▶ **Dataset rows**:

++++

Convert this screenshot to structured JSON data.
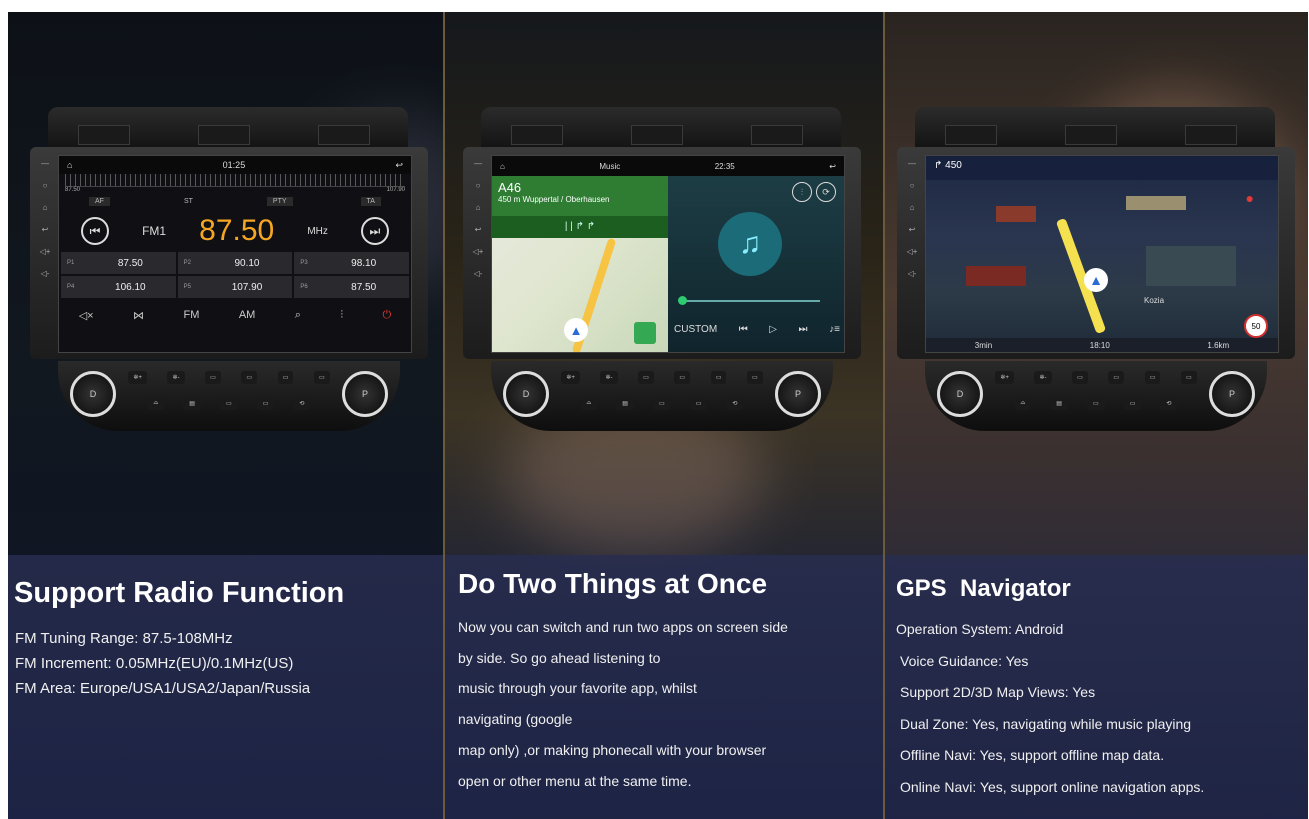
{
  "colors": {
    "radio_frequency": "#f5a623",
    "nav_green": "#2e7d32",
    "route_yellow": "#f5e050",
    "power_red": "#e53935",
    "heading_text": "#ffffff"
  },
  "radio": {
    "heading": "Support Radio Function",
    "lines": [
      "FM Tuning Range: 87.5-108MHz",
      "FM Increment: 0.05MHz(EU)/0.1MHz(US)",
      "FM Area: Europe/USA1/USA2/Japan/Russia"
    ],
    "screen": {
      "time": "01:25",
      "scale_start": "87.50",
      "scale_end": "107.90",
      "tags": [
        "AF",
        "ST",
        "PTY",
        "TA"
      ],
      "band": "FM1",
      "frequency": "87.50",
      "unit": "MHz",
      "presets": [
        {
          "slot": "P1",
          "freq": "87.50"
        },
        {
          "slot": "P2",
          "freq": "90.10"
        },
        {
          "slot": "P3",
          "freq": "98.10"
        },
        {
          "slot": "P4",
          "freq": "106.10"
        },
        {
          "slot": "P5",
          "freq": "107.90"
        },
        {
          "slot": "P6",
          "freq": "87.50"
        }
      ],
      "controls": [
        "FM",
        "AM"
      ]
    }
  },
  "split": {
    "heading": "Do Two Things at Once",
    "lines": [
      "Now you can switch and run two apps on screen side",
      "by side. So go ahead listening to",
      "music through your favorite app, whilst",
      "navigating (google",
      "map only) ,or making phonecall with your browser",
      "open or other menu at the same time."
    ],
    "screen": {
      "app_title": "Music",
      "time": "22:35",
      "road": "A46",
      "distance": "450 m",
      "destination": "Wuppertal / Oberhausen",
      "music_mode": "CUSTOM"
    }
  },
  "gps": {
    "heading": "GPS  Navigator",
    "lines": [
      "Operation System: Android",
      "Voice Guidance: Yes",
      "Support 2D/3D Map Views: Yes",
      "Dual Zone: Yes, navigating while music playing",
      "Offline Navi: Yes, support offline map data.",
      "Online Navi: Yes, support online navigation apps."
    ],
    "screen": {
      "top_distance": "450",
      "eta_duration": "3min",
      "arrival_time": "18:10",
      "remaining": "1.6km",
      "street": "Kozia",
      "speed_limit": "50"
    }
  }
}
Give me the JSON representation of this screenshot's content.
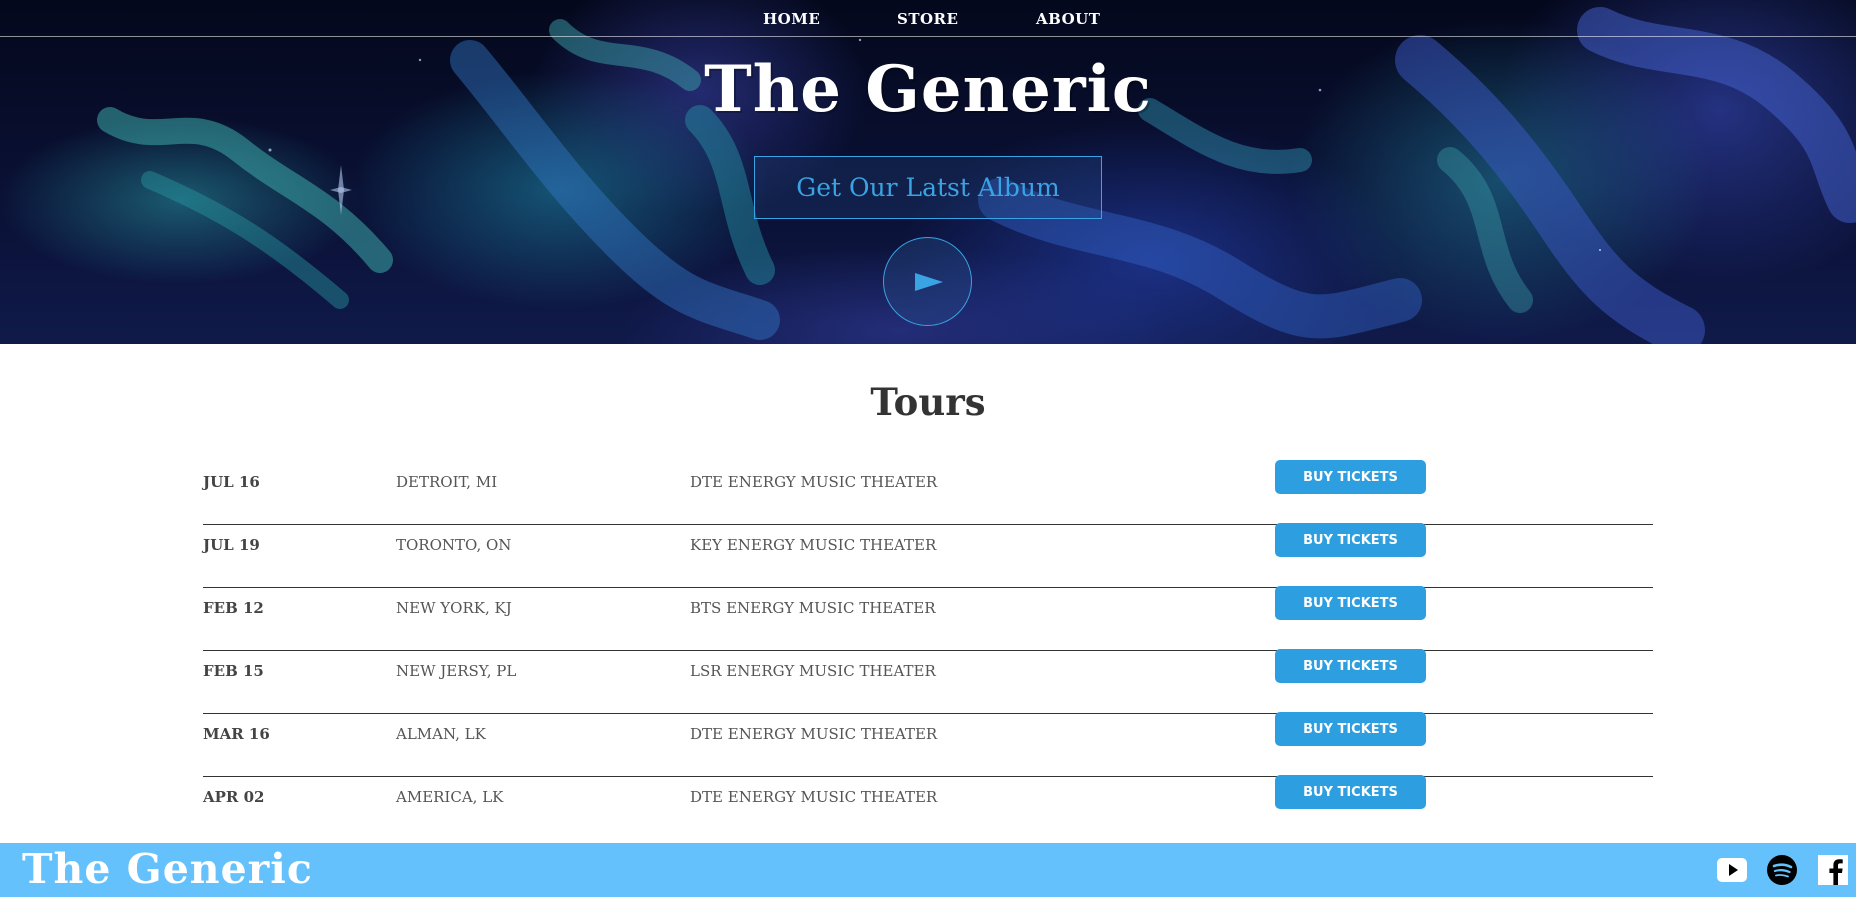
{
  "nav": {
    "home": "HOME",
    "store": "STORE",
    "about": "ABOUT"
  },
  "hero": {
    "title": "The Generic",
    "album_button": "Get Our Latst Album",
    "play_icon": "play-icon"
  },
  "tours": {
    "title": "Tours",
    "rows": [
      {
        "date": "JUL 16",
        "city": "DETROIT, MI",
        "venue": "DTE ENERGY MUSIC THEATER",
        "button": "BUY TICKETS"
      },
      {
        "date": "JUL 19",
        "city": "TORONTO, ON",
        "venue": "KEY ENERGY MUSIC THEATER",
        "button": "BUY TICKETS"
      },
      {
        "date": "FEB 12",
        "city": "NEW YORK, KJ",
        "venue": "BTS ENERGY MUSIC THEATER",
        "button": "BUY TICKETS"
      },
      {
        "date": "FEB 15",
        "city": "NEW JERSY, PL",
        "venue": "LSR ENERGY MUSIC THEATER",
        "button": "BUY TICKETS"
      },
      {
        "date": "MAR 16",
        "city": "ALMAN, LK",
        "venue": "DTE ENERGY MUSIC THEATER",
        "button": "BUY TICKETS"
      },
      {
        "date": "APR 02",
        "city": "AMERICA, LK",
        "venue": "DTE ENERGY MUSIC THEATER",
        "button": "BUY TICKETS"
      }
    ]
  },
  "footer": {
    "title": "The Generic",
    "social": [
      "youtube-icon",
      "spotify-icon",
      "facebook-icon"
    ]
  },
  "colors": {
    "accent": "#2d9ee0",
    "footer_bg": "#65c1fb",
    "hero_text": "#3aa3e3",
    "heading_text": "#333333"
  }
}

++++

▶ **Do this**: Copy every record above exactly as written, but leave out the pictures.

▶ **Output of the exercise**:
Convert this screenshot to structured JSON data.
{
  "colors": {
    "radio_frequency": "#f5a623",
    "nav_green": "#2e7d32",
    "route_yellow": "#f5e050",
    "power_red": "#e53935",
    "heading_text": "#ffffff"
  },
  "radio": {
    "heading": "Support Radio Function",
    "lines": [
      "FM Tuning Range: 87.5-108MHz",
      "FM Increment: 0.05MHz(EU)/0.1MHz(US)",
      "FM Area: Europe/USA1/USA2/Japan/Russia"
    ],
    "screen": {
      "time": "01:25",
      "scale_start": "87.50",
      "scale_end": "107.90",
      "tags": [
        "AF",
        "ST",
        "PTY",
        "TA"
      ],
      "band": "FM1",
      "frequency": "87.50",
      "unit": "MHz",
      "presets": [
        {
          "slot": "P1",
          "freq": "87.50"
        },
        {
          "slot": "P2",
          "freq": "90.10"
        },
        {
          "slot": "P3",
          "freq": "98.10"
        },
        {
          "slot": "P4",
          "freq": "106.10"
        },
        {
          "slot": "P5",
          "freq": "107.90"
        },
        {
          "slot": "P6",
          "freq": "87.50"
        }
      ],
      "controls": [
        "FM",
        "AM"
      ]
    }
  },
  "split": {
    "heading": "Do Two Things at Once",
    "lines": [
      "Now you can switch and run two apps on screen side",
      "by side. So go ahead listening to",
      "music through your favorite app, whilst",
      "navigating (google",
      "map only) ,or making phonecall with your browser",
      "open or other menu at the same time."
    ],
    "screen": {
      "app_title": "Music",
      "time": "22:35",
      "road": "A46",
      "distance": "450 m",
      "destination": "Wuppertal / Oberhausen",
      "music_mode": "CUSTOM"
    }
  },
  "gps": {
    "heading": "GPS  Navigator",
    "lines": [
      "Operation System: Android",
      "Voice Guidance: Yes",
      "Support 2D/3D Map Views: Yes",
      "Dual Zone: Yes, navigating while music playing",
      "Offline Navi: Yes, support offline map data.",
      "Online Navi: Yes, support online navigation apps."
    ],
    "screen": {
      "top_distance": "450",
      "eta_duration": "3min",
      "arrival_time": "18:10",
      "remaining": "1.6km",
      "street": "Kozia",
      "speed_limit": "50"
    }
  }
}
Give me the JSON representation of this screenshot's content.
{
  "nav": {
    "home": "HOME",
    "store": "STORE",
    "about": "ABOUT"
  },
  "hero": {
    "title": "The Generic",
    "album_button": "Get Our Latst Album",
    "play_icon": "play-icon"
  },
  "tours": {
    "title": "Tours",
    "rows": [
      {
        "date": "JUL 16",
        "city": "DETROIT, MI",
        "venue": "DTE ENERGY MUSIC THEATER",
        "button": "BUY TICKETS"
      },
      {
        "date": "JUL 19",
        "city": "TORONTO, ON",
        "venue": "KEY ENERGY MUSIC THEATER",
        "button": "BUY TICKETS"
      },
      {
        "date": "FEB 12",
        "city": "NEW YORK, KJ",
        "venue": "BTS ENERGY MUSIC THEATER",
        "button": "BUY TICKETS"
      },
      {
        "date": "FEB 15",
        "city": "NEW JERSY, PL",
        "venue": "LSR ENERGY MUSIC THEATER",
        "button": "BUY TICKETS"
      },
      {
        "date": "MAR 16",
        "city": "ALMAN, LK",
        "venue": "DTE ENERGY MUSIC THEATER",
        "button": "BUY TICKETS"
      },
      {
        "date": "APR 02",
        "city": "AMERICA, LK",
        "venue": "DTE ENERGY MUSIC THEATER",
        "button": "BUY TICKETS"
      }
    ]
  },
  "footer": {
    "title": "The Generic",
    "social": [
      "youtube-icon",
      "spotify-icon",
      "facebook-icon"
    ]
  },
  "colors": {
    "accent": "#2d9ee0",
    "footer_bg": "#65c1fb",
    "hero_text": "#3aa3e3",
    "heading_text": "#333333"
  }
}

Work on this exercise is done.